WHAT YOU HAVE TO DO. Every entry must be copied word for word.

#### RECORDS SHOWN ####

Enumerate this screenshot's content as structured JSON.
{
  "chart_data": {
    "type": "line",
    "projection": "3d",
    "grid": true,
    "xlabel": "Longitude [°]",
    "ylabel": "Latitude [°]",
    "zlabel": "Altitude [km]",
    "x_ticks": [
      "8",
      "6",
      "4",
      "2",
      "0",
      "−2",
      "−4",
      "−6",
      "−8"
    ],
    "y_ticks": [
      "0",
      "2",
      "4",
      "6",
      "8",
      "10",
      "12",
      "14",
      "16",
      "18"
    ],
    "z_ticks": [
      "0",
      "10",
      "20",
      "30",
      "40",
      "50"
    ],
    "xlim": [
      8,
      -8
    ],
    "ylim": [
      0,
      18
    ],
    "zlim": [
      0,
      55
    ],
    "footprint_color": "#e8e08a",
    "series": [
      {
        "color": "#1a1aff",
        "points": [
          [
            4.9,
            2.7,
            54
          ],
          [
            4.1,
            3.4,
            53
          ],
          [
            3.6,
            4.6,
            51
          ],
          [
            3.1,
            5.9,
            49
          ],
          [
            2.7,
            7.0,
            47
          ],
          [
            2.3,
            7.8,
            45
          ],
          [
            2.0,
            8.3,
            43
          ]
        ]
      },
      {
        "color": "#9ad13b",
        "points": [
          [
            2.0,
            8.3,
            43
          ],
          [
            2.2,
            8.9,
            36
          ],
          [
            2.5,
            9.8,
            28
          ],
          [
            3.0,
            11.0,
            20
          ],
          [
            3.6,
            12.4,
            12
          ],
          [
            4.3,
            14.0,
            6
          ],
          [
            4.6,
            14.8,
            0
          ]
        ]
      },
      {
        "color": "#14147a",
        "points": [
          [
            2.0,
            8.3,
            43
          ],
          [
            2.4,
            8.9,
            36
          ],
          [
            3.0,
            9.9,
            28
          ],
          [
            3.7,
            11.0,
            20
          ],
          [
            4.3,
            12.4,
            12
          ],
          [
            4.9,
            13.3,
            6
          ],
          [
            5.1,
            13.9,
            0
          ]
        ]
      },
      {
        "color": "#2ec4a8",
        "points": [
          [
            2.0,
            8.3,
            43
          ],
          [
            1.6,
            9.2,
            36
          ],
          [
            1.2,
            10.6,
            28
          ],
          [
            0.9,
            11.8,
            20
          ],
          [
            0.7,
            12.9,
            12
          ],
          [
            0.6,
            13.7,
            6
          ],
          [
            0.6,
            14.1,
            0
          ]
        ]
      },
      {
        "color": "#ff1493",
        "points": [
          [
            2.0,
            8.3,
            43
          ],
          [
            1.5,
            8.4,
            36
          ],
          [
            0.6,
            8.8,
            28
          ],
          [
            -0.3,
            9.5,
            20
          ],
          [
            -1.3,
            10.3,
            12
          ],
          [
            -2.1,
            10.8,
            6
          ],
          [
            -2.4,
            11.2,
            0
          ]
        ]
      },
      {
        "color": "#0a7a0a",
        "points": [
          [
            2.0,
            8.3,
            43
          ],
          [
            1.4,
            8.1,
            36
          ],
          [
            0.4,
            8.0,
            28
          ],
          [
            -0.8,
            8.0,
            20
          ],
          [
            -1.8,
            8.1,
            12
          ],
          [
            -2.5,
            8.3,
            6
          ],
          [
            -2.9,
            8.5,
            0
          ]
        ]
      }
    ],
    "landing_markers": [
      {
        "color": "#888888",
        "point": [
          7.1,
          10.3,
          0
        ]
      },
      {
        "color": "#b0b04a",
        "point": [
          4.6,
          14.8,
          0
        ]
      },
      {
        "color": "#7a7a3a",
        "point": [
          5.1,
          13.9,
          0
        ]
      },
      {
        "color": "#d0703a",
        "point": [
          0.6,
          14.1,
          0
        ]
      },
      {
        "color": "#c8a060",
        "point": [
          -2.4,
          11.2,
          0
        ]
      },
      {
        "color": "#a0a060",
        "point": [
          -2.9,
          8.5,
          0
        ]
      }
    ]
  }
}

####

REPLY TO THE TASK.
Enumerate this screenshot's content as structured JSON.
{
  "chart_data": {
    "type": "line",
    "projection": "3d",
    "grid": true,
    "xlabel": "Longitude [°]",
    "ylabel": "Latitude [°]",
    "zlabel": "Altitude [km]",
    "x_ticks": [
      "8",
      "6",
      "4",
      "2",
      "0",
      "−2",
      "−4",
      "−6",
      "−8"
    ],
    "y_ticks": [
      "0",
      "2",
      "4",
      "6",
      "8",
      "10",
      "12",
      "14",
      "16",
      "18"
    ],
    "z_ticks": [
      "0",
      "10",
      "20",
      "30",
      "40",
      "50"
    ],
    "xlim": [
      8,
      -8
    ],
    "ylim": [
      0,
      18
    ],
    "zlim": [
      0,
      55
    ],
    "footprint_color": "#e8e08a",
    "series": [
      {
        "color": "#1a1aff",
        "points": [
          [
            4.9,
            2.7,
            54
          ],
          [
            4.1,
            3.4,
            53
          ],
          [
            3.6,
            4.6,
            51
          ],
          [
            3.1,
            5.9,
            49
          ],
          [
            2.7,
            7.0,
            47
          ],
          [
            2.3,
            7.8,
            45
          ],
          [
            2.0,
            8.3,
            43
          ]
        ]
      },
      {
        "color": "#9ad13b",
        "points": [
          [
            2.0,
            8.3,
            43
          ],
          [
            2.2,
            8.9,
            36
          ],
          [
            2.5,
            9.8,
            28
          ],
          [
            3.0,
            11.0,
            20
          ],
          [
            3.6,
            12.4,
            12
          ],
          [
            4.3,
            14.0,
            6
          ],
          [
            4.6,
            14.8,
            0
          ]
        ]
      },
      {
        "color": "#14147a",
        "points": [
          [
            2.0,
            8.3,
            43
          ],
          [
            2.4,
            8.9,
            36
          ],
          [
            3.0,
            9.9,
            28
          ],
          [
            3.7,
            11.0,
            20
          ],
          [
            4.3,
            12.4,
            12
          ],
          [
            4.9,
            13.3,
            6
          ],
          [
            5.1,
            13.9,
            0
          ]
        ]
      },
      {
        "color": "#2ec4a8",
        "points": [
          [
            2.0,
            8.3,
            43
          ],
          [
            1.6,
            9.2,
            36
          ],
          [
            1.2,
            10.6,
            28
          ],
          [
            0.9,
            11.8,
            20
          ],
          [
            0.7,
            12.9,
            12
          ],
          [
            0.6,
            13.7,
            6
          ],
          [
            0.6,
            14.1,
            0
          ]
        ]
      },
      {
        "color": "#ff1493",
        "points": [
          [
            2.0,
            8.3,
            43
          ],
          [
            1.5,
            8.4,
            36
          ],
          [
            0.6,
            8.8,
            28
          ],
          [
            -0.3,
            9.5,
            20
          ],
          [
            -1.3,
            10.3,
            12
          ],
          [
            -2.1,
            10.8,
            6
          ],
          [
            -2.4,
            11.2,
            0
          ]
        ]
      },
      {
        "color": "#0a7a0a",
        "points": [
          [
            2.0,
            8.3,
            43
          ],
          [
            1.4,
            8.1,
            36
          ],
          [
            0.4,
            8.0,
            28
          ],
          [
            -0.8,
            8.0,
            20
          ],
          [
            -1.8,
            8.1,
            12
          ],
          [
            -2.5,
            8.3,
            6
          ],
          [
            -2.9,
            8.5,
            0
          ]
        ]
      }
    ],
    "landing_markers": [
      {
        "color": "#888888",
        "point": [
          7.1,
          10.3,
          0
        ]
      },
      {
        "color": "#b0b04a",
        "point": [
          4.6,
          14.8,
          0
        ]
      },
      {
        "color": "#7a7a3a",
        "point": [
          5.1,
          13.9,
          0
        ]
      },
      {
        "color": "#d0703a",
        "point": [
          0.6,
          14.1,
          0
        ]
      },
      {
        "color": "#c8a060",
        "point": [
          -2.4,
          11.2,
          0
        ]
      },
      {
        "color": "#a0a060",
        "point": [
          -2.9,
          8.5,
          0
        ]
      }
    ]
  }
}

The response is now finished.